Your instructions: Your task is to output all the records below, word for word.

Dataset entries on figures
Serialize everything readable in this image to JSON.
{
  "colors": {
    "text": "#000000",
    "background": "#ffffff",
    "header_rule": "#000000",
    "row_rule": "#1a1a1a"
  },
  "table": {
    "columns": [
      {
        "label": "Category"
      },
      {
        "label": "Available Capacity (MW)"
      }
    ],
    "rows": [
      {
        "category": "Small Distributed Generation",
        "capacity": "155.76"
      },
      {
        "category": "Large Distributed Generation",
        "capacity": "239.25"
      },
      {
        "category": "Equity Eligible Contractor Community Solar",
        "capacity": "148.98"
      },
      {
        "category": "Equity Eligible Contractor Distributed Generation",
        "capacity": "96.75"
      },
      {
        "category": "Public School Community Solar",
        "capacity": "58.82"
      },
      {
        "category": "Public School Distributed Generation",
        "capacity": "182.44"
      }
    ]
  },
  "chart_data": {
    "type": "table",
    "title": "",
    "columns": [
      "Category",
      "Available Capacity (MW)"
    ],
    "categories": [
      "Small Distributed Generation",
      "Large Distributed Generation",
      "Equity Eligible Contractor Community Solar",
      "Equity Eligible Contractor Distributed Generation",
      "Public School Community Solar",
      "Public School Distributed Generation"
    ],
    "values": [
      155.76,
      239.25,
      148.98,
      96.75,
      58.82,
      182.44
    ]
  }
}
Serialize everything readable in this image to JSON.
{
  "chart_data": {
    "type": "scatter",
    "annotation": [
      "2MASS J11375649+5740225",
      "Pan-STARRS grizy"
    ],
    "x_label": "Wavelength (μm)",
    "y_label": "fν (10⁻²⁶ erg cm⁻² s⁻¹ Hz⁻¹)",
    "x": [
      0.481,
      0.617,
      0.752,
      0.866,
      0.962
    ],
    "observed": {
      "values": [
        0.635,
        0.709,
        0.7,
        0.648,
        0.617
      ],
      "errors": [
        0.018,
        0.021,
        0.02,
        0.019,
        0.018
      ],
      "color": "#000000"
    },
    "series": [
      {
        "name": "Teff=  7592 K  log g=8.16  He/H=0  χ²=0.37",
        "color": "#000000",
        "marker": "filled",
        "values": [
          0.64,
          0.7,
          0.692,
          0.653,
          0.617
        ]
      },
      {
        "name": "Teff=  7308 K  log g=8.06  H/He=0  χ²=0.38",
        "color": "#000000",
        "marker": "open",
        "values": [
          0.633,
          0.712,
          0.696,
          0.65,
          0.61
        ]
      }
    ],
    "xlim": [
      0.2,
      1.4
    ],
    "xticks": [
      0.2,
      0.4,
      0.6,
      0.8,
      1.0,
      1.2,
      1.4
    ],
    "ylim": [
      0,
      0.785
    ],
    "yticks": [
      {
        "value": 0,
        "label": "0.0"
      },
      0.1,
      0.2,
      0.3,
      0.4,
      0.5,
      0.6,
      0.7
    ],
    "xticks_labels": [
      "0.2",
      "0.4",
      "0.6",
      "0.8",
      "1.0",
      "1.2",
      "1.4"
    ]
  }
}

Result of this task:
Serialize everything readable in this image to JSON.
{
  "colors": {
    "text": "#000000",
    "background": "#ffffff",
    "header_rule": "#000000",
    "row_rule": "#1a1a1a"
  },
  "table": {
    "columns": [
      {
        "label": "Category"
      },
      {
        "label": "Available Capacity (MW)"
      }
    ],
    "rows": [
      {
        "category": "Small Distributed Generation",
        "capacity": "155.76"
      },
      {
        "category": "Large Distributed Generation",
        "capacity": "239.25"
      },
      {
        "category": "Equity Eligible Contractor Community Solar",
        "capacity": "148.98"
      },
      {
        "category": "Equity Eligible Contractor Distributed Generation",
        "capacity": "96.75"
      },
      {
        "category": "Public School Community Solar",
        "capacity": "58.82"
      },
      {
        "category": "Public School Distributed Generation",
        "capacity": "182.44"
      }
    ]
  },
  "chart_data": {
    "type": "table",
    "title": "",
    "columns": [
      "Category",
      "Available Capacity (MW)"
    ],
    "categories": [
      "Small Distributed Generation",
      "Large Distributed Generation",
      "Equity Eligible Contractor Community Solar",
      "Equity Eligible Contractor Distributed Generation",
      "Public School Community Solar",
      "Public School Distributed Generation"
    ],
    "values": [
      155.76,
      239.25,
      148.98,
      96.75,
      58.82,
      182.44
    ]
  }
}
Serialize everything readable in this image to JSON.
{
  "chart_data": {
    "type": "scatter",
    "annotation": [
      "2MASS J11375649+5740225",
      "Pan-STARRS grizy"
    ],
    "x_label": "Wavelength (μm)",
    "y_label": "fν (10⁻²⁶ erg cm⁻² s⁻¹ Hz⁻¹)",
    "x": [
      0.481,
      0.617,
      0.752,
      0.866,
      0.962
    ],
    "observed": {
      "values": [
        0.635,
        0.709,
        0.7,
        0.648,
        0.617
      ],
      "errors": [
        0.018,
        0.021,
        0.02,
        0.019,
        0.018
      ],
      "color": "#000000"
    },
    "series": [
      {
        "name": "Teff=  7592 K  log g=8.16  He/H=0  χ²=0.37",
        "color": "#000000",
        "marker": "filled",
        "values": [
          0.64,
          0.7,
          0.692,
          0.653,
          0.617
        ]
      },
      {
        "name": "Teff=  7308 K  log g=8.06  H/He=0  χ²=0.38",
        "color": "#000000",
        "marker": "open",
        "values": [
          0.633,
          0.712,
          0.696,
          0.65,
          0.61
        ]
      }
    ],
    "xlim": [
      0.2,
      1.4
    ],
    "xticks": [
      0.2,
      0.4,
      0.6,
      0.8,
      1.0,
      1.2,
      1.4
    ],
    "ylim": [
      0,
      0.785
    ],
    "yticks": [
      {
        "value": 0,
        "label": "0.0"
      },
      0.1,
      0.2,
      0.3,
      0.4,
      0.5,
      0.6,
      0.7
    ],
    "xticks_labels": [
      "0.2",
      "0.4",
      "0.6",
      "0.8",
      "1.0",
      "1.2",
      "1.4"
    ]
  }
}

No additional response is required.